> **Written exercise**:
Collect every line in the records below that contains the word "Βρεττανίας".

— begin Provided records —

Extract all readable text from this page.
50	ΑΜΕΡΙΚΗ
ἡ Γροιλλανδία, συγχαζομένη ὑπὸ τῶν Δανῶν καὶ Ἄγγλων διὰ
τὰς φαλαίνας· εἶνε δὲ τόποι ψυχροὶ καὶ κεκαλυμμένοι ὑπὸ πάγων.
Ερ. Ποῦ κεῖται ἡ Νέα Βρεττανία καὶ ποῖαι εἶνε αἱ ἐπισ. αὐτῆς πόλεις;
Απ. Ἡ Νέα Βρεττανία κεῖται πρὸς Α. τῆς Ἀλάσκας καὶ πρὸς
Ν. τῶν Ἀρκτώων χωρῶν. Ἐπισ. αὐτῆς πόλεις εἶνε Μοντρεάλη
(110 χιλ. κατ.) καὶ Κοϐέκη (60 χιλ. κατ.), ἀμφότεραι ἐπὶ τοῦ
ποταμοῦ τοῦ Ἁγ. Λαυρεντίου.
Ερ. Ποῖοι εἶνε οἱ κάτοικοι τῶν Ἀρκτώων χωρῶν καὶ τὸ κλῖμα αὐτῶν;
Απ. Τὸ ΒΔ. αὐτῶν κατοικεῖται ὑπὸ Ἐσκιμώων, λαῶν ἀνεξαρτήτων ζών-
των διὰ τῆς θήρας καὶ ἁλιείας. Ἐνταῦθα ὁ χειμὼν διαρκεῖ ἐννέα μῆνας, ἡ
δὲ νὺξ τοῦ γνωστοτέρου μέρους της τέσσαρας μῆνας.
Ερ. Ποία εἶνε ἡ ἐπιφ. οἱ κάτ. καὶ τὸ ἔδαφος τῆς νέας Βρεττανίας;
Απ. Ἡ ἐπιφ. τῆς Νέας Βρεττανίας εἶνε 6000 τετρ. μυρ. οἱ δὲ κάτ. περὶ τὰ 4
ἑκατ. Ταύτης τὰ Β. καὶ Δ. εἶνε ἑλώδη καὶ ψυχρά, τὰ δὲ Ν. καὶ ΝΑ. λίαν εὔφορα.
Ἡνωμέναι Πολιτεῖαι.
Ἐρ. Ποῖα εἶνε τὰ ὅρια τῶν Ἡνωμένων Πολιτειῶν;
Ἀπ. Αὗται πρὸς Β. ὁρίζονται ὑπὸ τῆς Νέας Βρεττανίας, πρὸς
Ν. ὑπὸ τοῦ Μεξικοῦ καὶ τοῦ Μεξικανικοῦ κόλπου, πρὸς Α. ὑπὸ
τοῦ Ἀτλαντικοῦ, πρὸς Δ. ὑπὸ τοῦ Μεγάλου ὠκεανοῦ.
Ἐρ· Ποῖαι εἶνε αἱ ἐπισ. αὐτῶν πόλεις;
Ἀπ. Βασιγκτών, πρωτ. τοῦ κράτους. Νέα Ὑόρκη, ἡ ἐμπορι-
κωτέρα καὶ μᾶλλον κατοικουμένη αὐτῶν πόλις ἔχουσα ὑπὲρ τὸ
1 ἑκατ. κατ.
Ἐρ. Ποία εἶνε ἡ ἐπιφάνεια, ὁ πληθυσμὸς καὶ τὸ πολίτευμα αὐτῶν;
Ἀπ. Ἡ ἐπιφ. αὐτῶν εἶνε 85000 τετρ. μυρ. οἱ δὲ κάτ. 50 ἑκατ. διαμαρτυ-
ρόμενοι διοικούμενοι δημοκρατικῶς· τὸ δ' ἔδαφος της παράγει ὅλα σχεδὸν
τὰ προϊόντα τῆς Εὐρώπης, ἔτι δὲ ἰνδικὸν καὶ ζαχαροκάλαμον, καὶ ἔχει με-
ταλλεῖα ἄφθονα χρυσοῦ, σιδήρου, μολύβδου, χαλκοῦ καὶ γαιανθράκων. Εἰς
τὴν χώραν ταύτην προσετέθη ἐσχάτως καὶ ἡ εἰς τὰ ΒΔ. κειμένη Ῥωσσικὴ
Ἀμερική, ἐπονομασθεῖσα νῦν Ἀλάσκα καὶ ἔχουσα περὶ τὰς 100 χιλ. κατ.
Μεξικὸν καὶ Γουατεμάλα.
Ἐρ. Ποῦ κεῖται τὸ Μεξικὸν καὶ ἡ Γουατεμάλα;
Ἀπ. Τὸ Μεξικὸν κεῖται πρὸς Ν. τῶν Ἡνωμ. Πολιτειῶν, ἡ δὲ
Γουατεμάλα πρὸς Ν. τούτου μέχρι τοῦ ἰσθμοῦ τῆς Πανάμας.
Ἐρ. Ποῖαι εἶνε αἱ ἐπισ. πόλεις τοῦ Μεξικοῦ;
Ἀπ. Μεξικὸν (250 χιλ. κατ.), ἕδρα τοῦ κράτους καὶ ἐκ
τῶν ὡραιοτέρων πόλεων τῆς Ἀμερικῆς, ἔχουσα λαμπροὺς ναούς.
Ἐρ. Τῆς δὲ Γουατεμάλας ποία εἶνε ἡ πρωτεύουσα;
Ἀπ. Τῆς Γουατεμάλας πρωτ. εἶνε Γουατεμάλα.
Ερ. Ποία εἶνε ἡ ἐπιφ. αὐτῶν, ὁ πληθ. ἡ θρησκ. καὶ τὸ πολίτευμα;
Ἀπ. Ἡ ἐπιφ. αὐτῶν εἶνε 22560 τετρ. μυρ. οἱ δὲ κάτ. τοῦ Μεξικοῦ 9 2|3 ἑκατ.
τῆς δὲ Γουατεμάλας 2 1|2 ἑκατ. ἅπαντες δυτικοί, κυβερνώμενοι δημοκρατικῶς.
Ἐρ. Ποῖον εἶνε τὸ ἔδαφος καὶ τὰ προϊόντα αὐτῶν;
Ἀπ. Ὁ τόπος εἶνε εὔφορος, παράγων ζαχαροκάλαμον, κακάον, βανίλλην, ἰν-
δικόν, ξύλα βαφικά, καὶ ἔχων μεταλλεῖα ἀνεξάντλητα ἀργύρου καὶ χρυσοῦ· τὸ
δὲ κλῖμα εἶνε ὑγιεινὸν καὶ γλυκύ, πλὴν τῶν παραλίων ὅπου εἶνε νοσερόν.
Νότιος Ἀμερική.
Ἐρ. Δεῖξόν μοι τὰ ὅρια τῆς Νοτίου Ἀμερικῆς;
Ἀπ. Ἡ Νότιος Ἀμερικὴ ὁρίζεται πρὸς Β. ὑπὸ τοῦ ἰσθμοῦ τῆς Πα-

— end Provided records —

> **Result of the exercise**:
Ερ. Ποία εἶνε ἡ ἐπιφ. οἱ κάτ. καὶ τὸ ἔδαφος τῆς νέας Βρεττανίας;
Απ. Ἡ ἐπιφ. τῆς Νέας Βρεττανίας εἶνε 6000 τετρ. μυρ. οἱ δὲ κάτ. περὶ τὰ 4
Ἀπ. Αὗται πρὸς Β. ὁρίζονται ὑπὸ τῆς Νέας Βρεττανίας, πρὸς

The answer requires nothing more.